| Task to carry out |
Retype all the records with nothing changed.

| Recorded data |
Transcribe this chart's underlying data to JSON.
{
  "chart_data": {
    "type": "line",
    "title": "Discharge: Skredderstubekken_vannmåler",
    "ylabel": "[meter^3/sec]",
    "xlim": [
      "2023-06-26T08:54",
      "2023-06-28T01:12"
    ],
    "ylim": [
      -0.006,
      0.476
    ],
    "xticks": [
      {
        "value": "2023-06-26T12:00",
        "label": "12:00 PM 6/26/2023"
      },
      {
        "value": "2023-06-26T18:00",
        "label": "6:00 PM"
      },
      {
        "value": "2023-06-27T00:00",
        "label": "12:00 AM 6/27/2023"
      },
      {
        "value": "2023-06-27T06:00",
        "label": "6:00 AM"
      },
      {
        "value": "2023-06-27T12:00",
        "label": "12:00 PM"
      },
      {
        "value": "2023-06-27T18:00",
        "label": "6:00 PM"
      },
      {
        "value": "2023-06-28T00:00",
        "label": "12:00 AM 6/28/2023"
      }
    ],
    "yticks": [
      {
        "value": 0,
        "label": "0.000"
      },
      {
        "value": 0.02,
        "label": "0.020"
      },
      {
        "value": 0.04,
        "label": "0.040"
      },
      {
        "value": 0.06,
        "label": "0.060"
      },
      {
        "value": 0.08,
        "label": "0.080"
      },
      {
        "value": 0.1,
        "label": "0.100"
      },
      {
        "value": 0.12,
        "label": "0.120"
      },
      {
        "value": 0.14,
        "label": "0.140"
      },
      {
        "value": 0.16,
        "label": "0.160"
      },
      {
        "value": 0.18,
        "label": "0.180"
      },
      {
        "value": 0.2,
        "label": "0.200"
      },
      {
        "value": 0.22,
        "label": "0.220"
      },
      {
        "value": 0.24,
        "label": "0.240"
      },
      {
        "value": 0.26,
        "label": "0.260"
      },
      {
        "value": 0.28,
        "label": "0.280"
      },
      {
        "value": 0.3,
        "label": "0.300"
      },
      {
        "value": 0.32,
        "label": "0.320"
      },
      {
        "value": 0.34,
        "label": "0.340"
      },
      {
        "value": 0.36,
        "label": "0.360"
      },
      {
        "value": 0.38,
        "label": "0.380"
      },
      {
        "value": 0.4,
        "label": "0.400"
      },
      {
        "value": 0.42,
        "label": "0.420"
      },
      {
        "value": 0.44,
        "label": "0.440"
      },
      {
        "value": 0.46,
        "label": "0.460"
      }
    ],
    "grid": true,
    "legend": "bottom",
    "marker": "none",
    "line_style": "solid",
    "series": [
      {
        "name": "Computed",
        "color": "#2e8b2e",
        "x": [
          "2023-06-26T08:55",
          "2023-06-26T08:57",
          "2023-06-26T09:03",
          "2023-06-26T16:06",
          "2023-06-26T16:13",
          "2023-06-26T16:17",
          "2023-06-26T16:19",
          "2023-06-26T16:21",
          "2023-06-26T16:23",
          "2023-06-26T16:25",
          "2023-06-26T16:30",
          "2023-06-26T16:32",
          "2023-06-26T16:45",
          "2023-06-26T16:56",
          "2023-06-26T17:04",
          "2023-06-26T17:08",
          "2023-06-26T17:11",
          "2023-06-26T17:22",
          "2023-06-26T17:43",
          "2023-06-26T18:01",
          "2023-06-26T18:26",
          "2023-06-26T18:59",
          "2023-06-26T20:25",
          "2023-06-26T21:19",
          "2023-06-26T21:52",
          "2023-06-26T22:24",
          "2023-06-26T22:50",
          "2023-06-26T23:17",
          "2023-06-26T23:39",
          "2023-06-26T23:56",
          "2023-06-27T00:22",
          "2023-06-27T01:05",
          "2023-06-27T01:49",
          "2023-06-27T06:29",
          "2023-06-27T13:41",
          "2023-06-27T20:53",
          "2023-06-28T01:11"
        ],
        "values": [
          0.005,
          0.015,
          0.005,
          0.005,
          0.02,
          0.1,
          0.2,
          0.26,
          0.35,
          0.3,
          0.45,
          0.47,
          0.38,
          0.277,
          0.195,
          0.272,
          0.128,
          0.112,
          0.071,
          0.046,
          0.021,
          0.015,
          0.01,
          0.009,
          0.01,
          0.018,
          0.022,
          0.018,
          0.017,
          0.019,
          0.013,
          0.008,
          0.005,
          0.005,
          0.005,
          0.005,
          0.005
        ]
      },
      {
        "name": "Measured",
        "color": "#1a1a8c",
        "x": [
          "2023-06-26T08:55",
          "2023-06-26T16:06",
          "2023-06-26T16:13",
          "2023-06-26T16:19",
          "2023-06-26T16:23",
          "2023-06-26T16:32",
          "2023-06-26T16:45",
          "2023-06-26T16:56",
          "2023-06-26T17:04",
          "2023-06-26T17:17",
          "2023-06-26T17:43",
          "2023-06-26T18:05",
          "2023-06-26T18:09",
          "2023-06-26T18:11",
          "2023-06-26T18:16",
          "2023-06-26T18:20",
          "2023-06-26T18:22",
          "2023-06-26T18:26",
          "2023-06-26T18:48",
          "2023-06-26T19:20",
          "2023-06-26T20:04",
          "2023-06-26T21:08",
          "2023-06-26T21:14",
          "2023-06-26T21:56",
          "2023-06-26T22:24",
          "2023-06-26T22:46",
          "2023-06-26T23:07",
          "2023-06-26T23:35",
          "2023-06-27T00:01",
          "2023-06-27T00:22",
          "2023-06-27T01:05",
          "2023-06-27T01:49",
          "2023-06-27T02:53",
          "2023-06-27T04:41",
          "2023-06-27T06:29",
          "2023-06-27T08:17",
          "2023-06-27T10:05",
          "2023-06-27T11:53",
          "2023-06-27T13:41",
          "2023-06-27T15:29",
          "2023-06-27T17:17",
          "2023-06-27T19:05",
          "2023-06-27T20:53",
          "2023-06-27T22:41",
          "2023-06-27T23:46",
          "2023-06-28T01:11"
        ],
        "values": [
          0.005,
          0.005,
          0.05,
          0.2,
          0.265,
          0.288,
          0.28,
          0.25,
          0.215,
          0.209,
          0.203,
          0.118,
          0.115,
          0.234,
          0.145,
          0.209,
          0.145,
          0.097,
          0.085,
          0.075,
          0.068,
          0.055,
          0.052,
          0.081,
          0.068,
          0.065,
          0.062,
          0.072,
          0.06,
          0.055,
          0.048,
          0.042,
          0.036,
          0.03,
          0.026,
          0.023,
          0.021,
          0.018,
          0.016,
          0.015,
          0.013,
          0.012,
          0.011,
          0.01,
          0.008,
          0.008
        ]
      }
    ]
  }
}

| The completed task |
Transcribe this chart's underlying data to JSON.
{
  "chart_data": {
    "type": "line",
    "title": "Discharge: Skredderstubekken_vannmåler",
    "ylabel": "[meter^3/sec]",
    "xlim": [
      "2023-06-26T08:54",
      "2023-06-28T01:12"
    ],
    "ylim": [
      -0.006,
      0.476
    ],
    "xticks": [
      {
        "value": "2023-06-26T12:00",
        "label": "12:00 PM 6/26/2023"
      },
      {
        "value": "2023-06-26T18:00",
        "label": "6:00 PM"
      },
      {
        "value": "2023-06-27T00:00",
        "label": "12:00 AM 6/27/2023"
      },
      {
        "value": "2023-06-27T06:00",
        "label": "6:00 AM"
      },
      {
        "value": "2023-06-27T12:00",
        "label": "12:00 PM"
      },
      {
        "value": "2023-06-27T18:00",
        "label": "6:00 PM"
      },
      {
        "value": "2023-06-28T00:00",
        "label": "12:00 AM 6/28/2023"
      }
    ],
    "yticks": [
      {
        "value": 0,
        "label": "0.000"
      },
      {
        "value": 0.02,
        "label": "0.020"
      },
      {
        "value": 0.04,
        "label": "0.040"
      },
      {
        "value": 0.06,
        "label": "0.060"
      },
      {
        "value": 0.08,
        "label": "0.080"
      },
      {
        "value": 0.1,
        "label": "0.100"
      },
      {
        "value": 0.12,
        "label": "0.120"
      },
      {
        "value": 0.14,
        "label": "0.140"
      },
      {
        "value": 0.16,
        "label": "0.160"
      },
      {
        "value": 0.18,
        "label": "0.180"
      },
      {
        "value": 0.2,
        "label": "0.200"
      },
      {
        "value": 0.22,
        "label": "0.220"
      },
      {
        "value": 0.24,
        "label": "0.240"
      },
      {
        "value": 0.26,
        "label": "0.260"
      },
      {
        "value": 0.28,
        "label": "0.280"
      },
      {
        "value": 0.3,
        "label": "0.300"
      },
      {
        "value": 0.32,
        "label": "0.320"
      },
      {
        "value": 0.34,
        "label": "0.340"
      },
      {
        "value": 0.36,
        "label": "0.360"
      },
      {
        "value": 0.38,
        "label": "0.380"
      },
      {
        "value": 0.4,
        "label": "0.400"
      },
      {
        "value": 0.42,
        "label": "0.420"
      },
      {
        "value": 0.44,
        "label": "0.440"
      },
      {
        "value": 0.46,
        "label": "0.460"
      }
    ],
    "grid": true,
    "legend": "bottom",
    "marker": "none",
    "line_style": "solid",
    "series": [
      {
        "name": "Computed",
        "color": "#2e8b2e",
        "x": [
          "2023-06-26T08:55",
          "2023-06-26T08:57",
          "2023-06-26T09:03",
          "2023-06-26T16:06",
          "2023-06-26T16:13",
          "2023-06-26T16:17",
          "2023-06-26T16:19",
          "2023-06-26T16:21",
          "2023-06-26T16:23",
          "2023-06-26T16:25",
          "2023-06-26T16:30",
          "2023-06-26T16:32",
          "2023-06-26T16:45",
          "2023-06-26T16:56",
          "2023-06-26T17:04",
          "2023-06-26T17:08",
          "2023-06-26T17:11",
          "2023-06-26T17:22",
          "2023-06-26T17:43",
          "2023-06-26T18:01",
          "2023-06-26T18:26",
          "2023-06-26T18:59",
          "2023-06-26T20:25",
          "2023-06-26T21:19",
          "2023-06-26T21:52",
          "2023-06-26T22:24",
          "2023-06-26T22:50",
          "2023-06-26T23:17",
          "2023-06-26T23:39",
          "2023-06-26T23:56",
          "2023-06-27T00:22",
          "2023-06-27T01:05",
          "2023-06-27T01:49",
          "2023-06-27T06:29",
          "2023-06-27T13:41",
          "2023-06-27T20:53",
          "2023-06-28T01:11"
        ],
        "values": [
          0.005,
          0.015,
          0.005,
          0.005,
          0.02,
          0.1,
          0.2,
          0.26,
          0.35,
          0.3,
          0.45,
          0.47,
          0.38,
          0.277,
          0.195,
          0.272,
          0.128,
          0.112,
          0.071,
          0.046,
          0.021,
          0.015,
          0.01,
          0.009,
          0.01,
          0.018,
          0.022,
          0.018,
          0.017,
          0.019,
          0.013,
          0.008,
          0.005,
          0.005,
          0.005,
          0.005,
          0.005
        ]
      },
      {
        "name": "Measured",
        "color": "#1a1a8c",
        "x": [
          "2023-06-26T08:55",
          "2023-06-26T16:06",
          "2023-06-26T16:13",
          "2023-06-26T16:19",
          "2023-06-26T16:23",
          "2023-06-26T16:32",
          "2023-06-26T16:45",
          "2023-06-26T16:56",
          "2023-06-26T17:04",
          "2023-06-26T17:17",
          "2023-06-26T17:43",
          "2023-06-26T18:05",
          "2023-06-26T18:09",
          "2023-06-26T18:11",
          "2023-06-26T18:16",
          "2023-06-26T18:20",
          "2023-06-26T18:22",
          "2023-06-26T18:26",
          "2023-06-26T18:48",
          "2023-06-26T19:20",
          "2023-06-26T20:04",
          "2023-06-26T21:08",
          "2023-06-26T21:14",
          "2023-06-26T21:56",
          "2023-06-26T22:24",
          "2023-06-26T22:46",
          "2023-06-26T23:07",
          "2023-06-26T23:35",
          "2023-06-27T00:01",
          "2023-06-27T00:22",
          "2023-06-27T01:05",
          "2023-06-27T01:49",
          "2023-06-27T02:53",
          "2023-06-27T04:41",
          "2023-06-27T06:29",
          "2023-06-27T08:17",
          "2023-06-27T10:05",
          "2023-06-27T11:53",
          "2023-06-27T13:41",
          "2023-06-27T15:29",
          "2023-06-27T17:17",
          "2023-06-27T19:05",
          "2023-06-27T20:53",
          "2023-06-27T22:41",
          "2023-06-27T23:46",
          "2023-06-28T01:11"
        ],
        "values": [
          0.005,
          0.005,
          0.05,
          0.2,
          0.265,
          0.288,
          0.28,
          0.25,
          0.215,
          0.209,
          0.203,
          0.118,
          0.115,
          0.234,
          0.145,
          0.209,
          0.145,
          0.097,
          0.085,
          0.075,
          0.068,
          0.055,
          0.052,
          0.081,
          0.068,
          0.065,
          0.062,
          0.072,
          0.06,
          0.055,
          0.048,
          0.042,
          0.036,
          0.03,
          0.026,
          0.023,
          0.021,
          0.018,
          0.016,
          0.015,
          0.013,
          0.012,
          0.011,
          0.01,
          0.008,
          0.008
        ]
      }
    ]
  }
}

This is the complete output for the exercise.